INPUT FOR THIS TASK:
+===+
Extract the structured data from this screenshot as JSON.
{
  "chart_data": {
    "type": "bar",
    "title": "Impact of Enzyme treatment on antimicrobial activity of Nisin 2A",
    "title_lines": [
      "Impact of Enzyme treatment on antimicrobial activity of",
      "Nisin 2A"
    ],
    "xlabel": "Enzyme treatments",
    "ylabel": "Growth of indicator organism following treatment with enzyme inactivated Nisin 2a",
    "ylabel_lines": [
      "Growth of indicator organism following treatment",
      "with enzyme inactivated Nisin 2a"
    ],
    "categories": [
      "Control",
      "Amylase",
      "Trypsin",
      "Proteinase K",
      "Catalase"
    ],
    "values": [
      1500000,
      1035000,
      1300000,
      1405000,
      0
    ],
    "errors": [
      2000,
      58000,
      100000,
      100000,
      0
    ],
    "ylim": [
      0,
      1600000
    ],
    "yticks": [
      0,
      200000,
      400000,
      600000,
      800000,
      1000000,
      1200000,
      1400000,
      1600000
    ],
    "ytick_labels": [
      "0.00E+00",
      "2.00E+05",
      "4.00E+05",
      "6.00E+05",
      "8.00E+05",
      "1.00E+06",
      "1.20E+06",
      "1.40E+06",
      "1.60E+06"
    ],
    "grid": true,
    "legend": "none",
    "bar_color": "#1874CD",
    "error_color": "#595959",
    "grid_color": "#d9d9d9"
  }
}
+===+
EXERCISE INSTRUCTIONS:
Scan the data above for the string "indicator" and copy each line where it appears.

ANSWER BOX:
    "ylabel": "Growth of indicator organism following treatment with enzyme inactivated Nisin 2a",
      "Growth of indicator organism following treatment",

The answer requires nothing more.